- [Goal] Take every line from the listing below that contains "braces".

(Stored entries)
______________________________

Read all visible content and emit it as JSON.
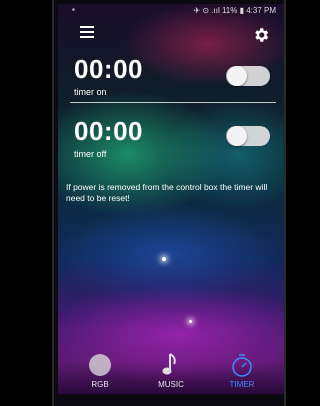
{
  "statusbar": {
    "right": "✈ ⊙ .ııl 11% ▮ 4:37 PM"
  },
  "timer_on": {
    "time": "00:00",
    "label": "timer on"
  },
  "timer_off": {
    "time": "00:00",
    "label": "timer off"
  },
  "notice": "If power is removed from the control box the timer will need to be reset!",
  "nav": {
    "rgb": "RGB",
    "music": "MUSIC",
    "timer": "TIMER"
  },
  "colors": {
    "active_tab": "#3a8cff",
    "text": "#ffffff"
  },
  "icons": [
    "menu-icon",
    "gear-icon",
    "toggle-switch",
    "music-note-icon",
    "timer-icon"
  ]
}
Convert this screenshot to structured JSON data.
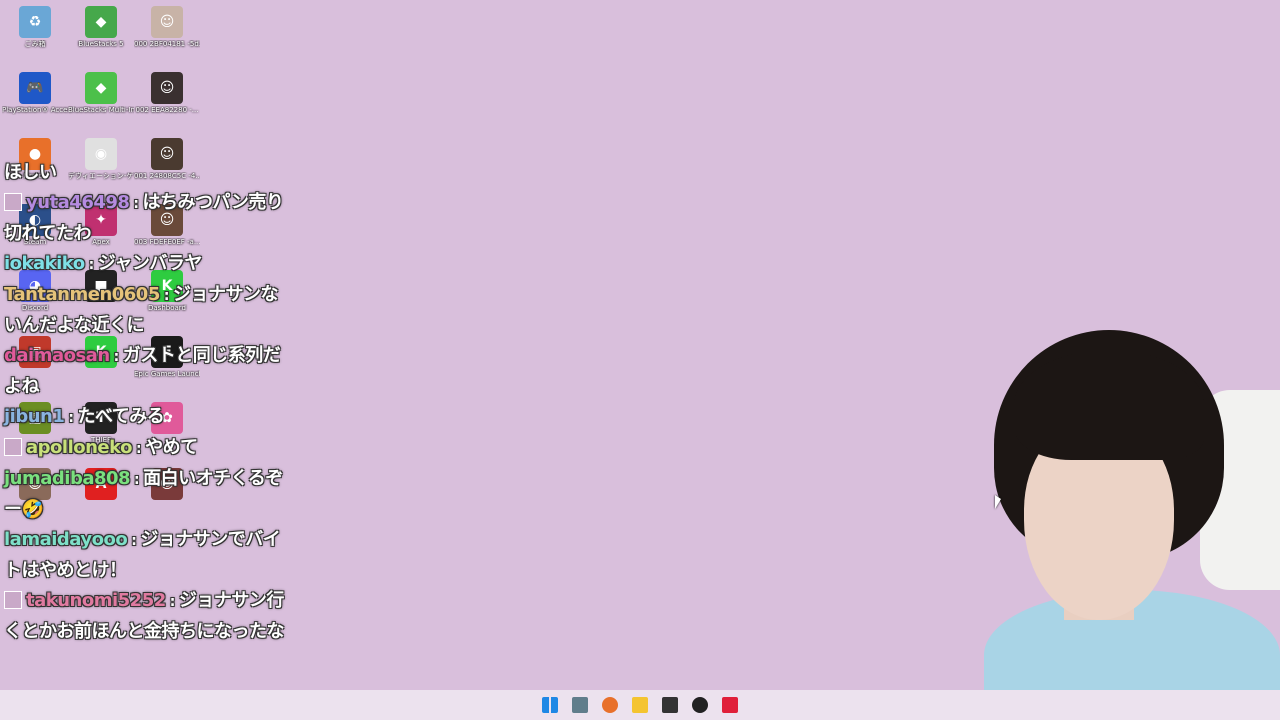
{
  "desktop": {
    "icons": [
      {
        "label": "ごみ箱",
        "glyph": "♻",
        "color": "#6aa7d6"
      },
      {
        "label": "BlueStacks 5",
        "glyph": "◆",
        "color": "#46a84b"
      },
      {
        "label": "000 2BF04181 -5d...",
        "glyph": "☺",
        "color": "#c8b3a7"
      },
      {
        "label": "PlayStation® Accessories",
        "glyph": "🎮",
        "color": "#1f58c8"
      },
      {
        "label": "BlueStacks Multi-Instan...",
        "glyph": "◆",
        "color": "#4cc04a"
      },
      {
        "label": "002 EEA82280 -...",
        "glyph": "☺",
        "color": "#3a3030"
      },
      {
        "label": "Firefox",
        "glyph": "●",
        "color": "#e8702a"
      },
      {
        "label": "デヴィエーション-ゲーム",
        "glyph": "◉",
        "color": "#e0e0e0"
      },
      {
        "label": "001 24808C5C -4...",
        "glyph": "☺",
        "color": "#4a3a30"
      },
      {
        "label": "Steam",
        "glyph": "◐",
        "color": "#2b4f8a"
      },
      {
        "label": "Apex",
        "glyph": "✦",
        "color": "#c03070"
      },
      {
        "label": "003 FDEFE0EF -a...",
        "glyph": "☺",
        "color": "#6a4a3a"
      },
      {
        "label": "Discord",
        "glyph": "◕",
        "color": "#5865f2"
      },
      {
        "label": "",
        "glyph": "■",
        "color": "#222222"
      },
      {
        "label": "Dashboard",
        "glyph": "K",
        "color": "#2ecc40"
      },
      {
        "label": "",
        "glyph": "▣",
        "color": "#c0392b"
      },
      {
        "label": "",
        "glyph": "K",
        "color": "#2ecc40"
      },
      {
        "label": "Epic Games Launcher",
        "glyph": "E",
        "color": "#1a1a1a"
      },
      {
        "label": "",
        "glyph": "▦",
        "color": "#6b8e23"
      },
      {
        "label": "THIEF",
        "glyph": "T",
        "color": "#222222"
      },
      {
        "label": "",
        "glyph": "✿",
        "color": "#e05a9a"
      },
      {
        "label": "",
        "glyph": "☺",
        "color": "#8a6a5a"
      },
      {
        "label": "",
        "glyph": "A",
        "color": "#e02020"
      },
      {
        "label": "",
        "glyph": "☺",
        "color": "#7a3a3a"
      }
    ]
  },
  "chat": {
    "messages": [
      {
        "user": "",
        "user_color": "#ffffff",
        "text": "ほしい",
        "avatar": false
      },
      {
        "user": "yuta46498",
        "user_color": "#b58be0",
        "text": "はちみつパン売り切れてたわ",
        "avatar": true
      },
      {
        "user": "iokakiko",
        "user_color": "#7ee0e6",
        "text": "ジャンバラヤ",
        "avatar": false
      },
      {
        "user": "Tantanmen0605",
        "user_color": "#e6c37a",
        "text": "ジョナサンないんだよな近くに",
        "avatar": false
      },
      {
        "user": "daimaosan",
        "user_color": "#e05a9a",
        "text": "ガストと同じ系列だよね",
        "avatar": false
      },
      {
        "user": "jibun1",
        "user_color": "#8ab4e0",
        "text": "たべてみる",
        "avatar": false
      },
      {
        "user": "apolloneko",
        "user_color": "#c8e07a",
        "text": "やめて",
        "avatar": true
      },
      {
        "user": "jumadiba808",
        "user_color": "#7ae07e",
        "text": "面白いオチくるぞー🤣",
        "avatar": false
      },
      {
        "user": "lamaidayooo",
        "user_color": "#7ee0c8",
        "text": "ジョナサンでバイトはやめとけ！",
        "avatar": false
      },
      {
        "user": "takunomi5252",
        "user_color": "#e07aa0",
        "text": "ジョナサン行くとかお前ほんと金持ちになったな",
        "avatar": true
      }
    ]
  },
  "taskbar": {
    "items": [
      {
        "name": "start-icon",
        "color": "#1e88e5"
      },
      {
        "name": "settings-icon",
        "color": "#607d8b"
      },
      {
        "name": "firefox-icon",
        "color": "#e8702a"
      },
      {
        "name": "file-explorer-icon",
        "color": "#f4c430"
      },
      {
        "name": "app-icon",
        "color": "#333333"
      },
      {
        "name": "obs-icon",
        "color": "#222222"
      },
      {
        "name": "app-red-icon",
        "color": "#e0203a"
      }
    ]
  }
}
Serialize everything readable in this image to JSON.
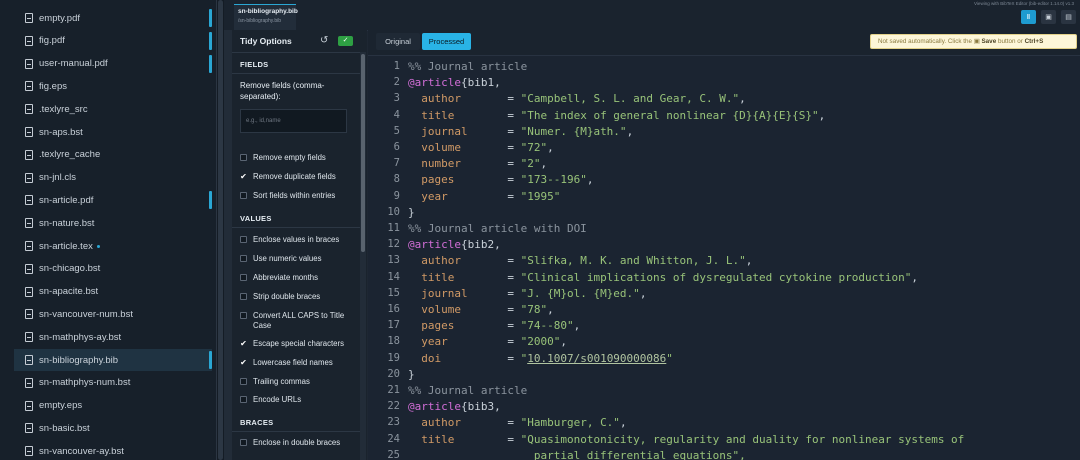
{
  "filetree": {
    "files": [
      {
        "name": "empty.pdf",
        "indicator": true
      },
      {
        "name": "fig.pdf",
        "indicator": true
      },
      {
        "name": "user-manual.pdf",
        "indicator": true
      },
      {
        "name": "fig.eps"
      },
      {
        "name": ".texlyre_src"
      },
      {
        "name": "sn-aps.bst"
      },
      {
        "name": ".texlyre_cache"
      },
      {
        "name": "sn-jnl.cls"
      },
      {
        "name": "sn-article.pdf",
        "indicator": true
      },
      {
        "name": "sn-nature.bst"
      },
      {
        "name": "sn-article.tex",
        "modified": true
      },
      {
        "name": "sn-chicago.bst"
      },
      {
        "name": "sn-apacite.bst"
      },
      {
        "name": "sn-vancouver-num.bst"
      },
      {
        "name": "sn-mathphys-ay.bst"
      },
      {
        "name": "sn-bibliography.bib",
        "active": true,
        "indicator": true
      },
      {
        "name": "sn-mathphys-num.bst"
      },
      {
        "name": "empty.eps"
      },
      {
        "name": "sn-basic.bst"
      },
      {
        "name": "sn-vancouver-ay.bst"
      }
    ]
  },
  "tab": {
    "title": "sn-bibliography.bib",
    "path": "/sn-bibliography.bib"
  },
  "header": {
    "viewing_text": "Viewing with BibTeX Editor (bib-editor 1.14.0) v1.3",
    "buttons": [
      {
        "icon": "tidy-icon",
        "label": "Ⅱ"
      },
      {
        "icon": "save-icon",
        "label": "▣"
      },
      {
        "icon": "export-icon",
        "label": "▤"
      }
    ]
  },
  "tidy": {
    "title": "Tidy Options",
    "undo_icon": "↺",
    "run_label": "✓",
    "sections": {
      "fields": "FIELDS",
      "values": "VALUES",
      "braces": "BRACES"
    },
    "remove_fields_label": "Remove fields (comma-separated):",
    "remove_fields_placeholder": "e.g., id,name",
    "field_options": [
      {
        "label": "Remove empty fields",
        "checked": false
      },
      {
        "label": "Remove duplicate fields",
        "checked": true
      },
      {
        "label": "Sort fields within entries",
        "checked": false
      }
    ],
    "value_options": [
      {
        "label": "Enclose values in braces",
        "checked": false
      },
      {
        "label": "Use numeric values",
        "checked": false
      },
      {
        "label": "Abbreviate months",
        "checked": false
      },
      {
        "label": "Strip double braces",
        "checked": false
      },
      {
        "label": "Convert ALL CAPS to Title Case",
        "checked": false
      },
      {
        "label": "Escape special characters",
        "checked": true
      },
      {
        "label": "Lowercase field names",
        "checked": true
      },
      {
        "label": "Trailing commas",
        "checked": false
      },
      {
        "label": "Encode URLs",
        "checked": false
      }
    ],
    "brace_options": [
      {
        "label": "Enclose in double braces",
        "checked": false
      }
    ]
  },
  "editor": {
    "modes": {
      "original": "Original",
      "processed": "Processed"
    },
    "notice_prefix": "Not saved automatically. Click the ",
    "notice_save": "Save",
    "notice_mid": " button or ",
    "notice_shortcut": "Ctrl+S",
    "lines": [
      {
        "n": "1",
        "kind": "comment",
        "text": "%% Journal article"
      },
      {
        "n": "2",
        "kind": "entry",
        "type": "@article",
        "id": "bib1"
      },
      {
        "n": "3",
        "kind": "field",
        "key": "author",
        "value": "Campbell, S. L. and Gear, C. W."
      },
      {
        "n": "4",
        "kind": "field",
        "key": "title",
        "value": "The index of general nonlinear {D}{A}{E}{S}"
      },
      {
        "n": "5",
        "kind": "field",
        "key": "journal",
        "value": "Numer. {M}ath."
      },
      {
        "n": "6",
        "kind": "field",
        "key": "volume",
        "value": "72"
      },
      {
        "n": "7",
        "kind": "field",
        "key": "number",
        "value": "2"
      },
      {
        "n": "8",
        "kind": "field",
        "key": "pages",
        "value": "173--196"
      },
      {
        "n": "9",
        "kind": "field",
        "key": "year",
        "value": "1995",
        "last": true
      },
      {
        "n": "10",
        "kind": "close",
        "text": "}"
      },
      {
        "n": "11",
        "kind": "comment",
        "text": "%% Journal article with DOI"
      },
      {
        "n": "12",
        "kind": "entry",
        "type": "@article",
        "id": "bib2"
      },
      {
        "n": "13",
        "kind": "field",
        "key": "author",
        "value": "Slifka, M. K. and Whitton, J. L."
      },
      {
        "n": "14",
        "kind": "field",
        "key": "title",
        "value": "Clinical implications of dysregulated cytokine production"
      },
      {
        "n": "15",
        "kind": "field",
        "key": "journal",
        "value": "J. {M}ol. {M}ed."
      },
      {
        "n": "16",
        "kind": "field",
        "key": "volume",
        "value": "78"
      },
      {
        "n": "17",
        "kind": "field",
        "key": "pages",
        "value": "74--80"
      },
      {
        "n": "18",
        "kind": "field",
        "key": "year",
        "value": "2000"
      },
      {
        "n": "19",
        "kind": "field",
        "key": "doi",
        "value": "10.1007/s001090000086",
        "link": true,
        "last": true
      },
      {
        "n": "20",
        "kind": "close",
        "text": "}"
      },
      {
        "n": "21",
        "kind": "comment",
        "text": "%% Journal article"
      },
      {
        "n": "22",
        "kind": "entry",
        "type": "@article",
        "id": "bib3"
      },
      {
        "n": "23",
        "kind": "field",
        "key": "author",
        "value": "Hamburger, C."
      },
      {
        "n": "24",
        "kind": "field",
        "key": "title",
        "value": "Quasimonotonicity, regularity and duality for nonlinear systems of",
        "open": true
      },
      {
        "n": "25",
        "kind": "cont",
        "text": "partial differential equations"
      }
    ]
  }
}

______________________________

- [Correct answer]
      "braces": "BRACES"
        "label": "Enclose values in braces",
        "label": "Strip double braces",
        "label": "Enclose in double braces",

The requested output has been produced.